Determine the number of lines containing the word "gave", and state that figure alone.

(Figure record listings)

****************************************

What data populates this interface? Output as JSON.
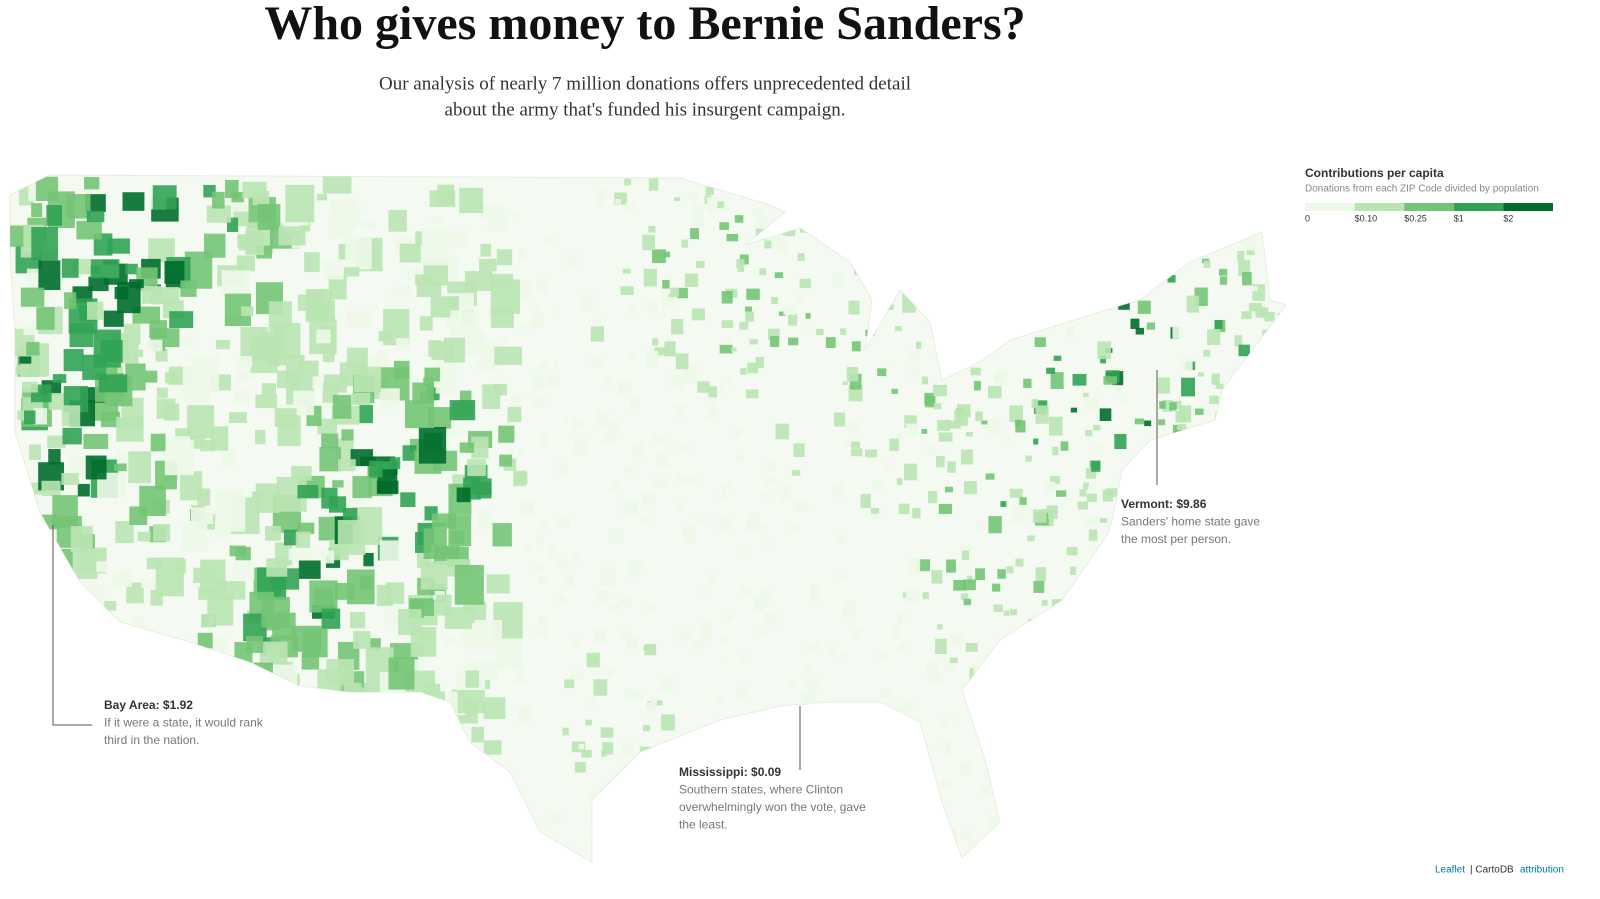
{
  "header": {
    "title": "Who gives money to Bernie Sanders?",
    "subtitle_lines": [
      "Our analysis of nearly 7 million donations offers unprecedented detail",
      "about the army that's funded his insurgent campaign."
    ]
  },
  "legend": {
    "title": "Contributions per capita",
    "subtitle": "Donations from each ZIP Code divided by population",
    "labels": [
      "0",
      "$0.10",
      "$0.25",
      "$1",
      "$2"
    ],
    "colors": [
      "#edf8e9",
      "#bae4b3",
      "#74c476",
      "#31a354",
      "#006d2c"
    ]
  },
  "annotations": [
    {
      "label": "Bay Area: $1.92",
      "text_lines": [
        "If it were a state, it would rank",
        "third in the nation."
      ]
    },
    {
      "label": "Mississippi: $0.09",
      "text_lines": [
        "Southern states, where Clinton",
        "overwhelmingly won the vote, gave",
        "the least."
      ]
    },
    {
      "label": "Vermont: $9.86",
      "text_lines": [
        "Sanders' home state gave",
        "the most per person."
      ]
    }
  ],
  "attribution": [
    "Leaflet",
    "| CartoDB",
    "attribution"
  ]
}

****************************************

** Result of this task **
2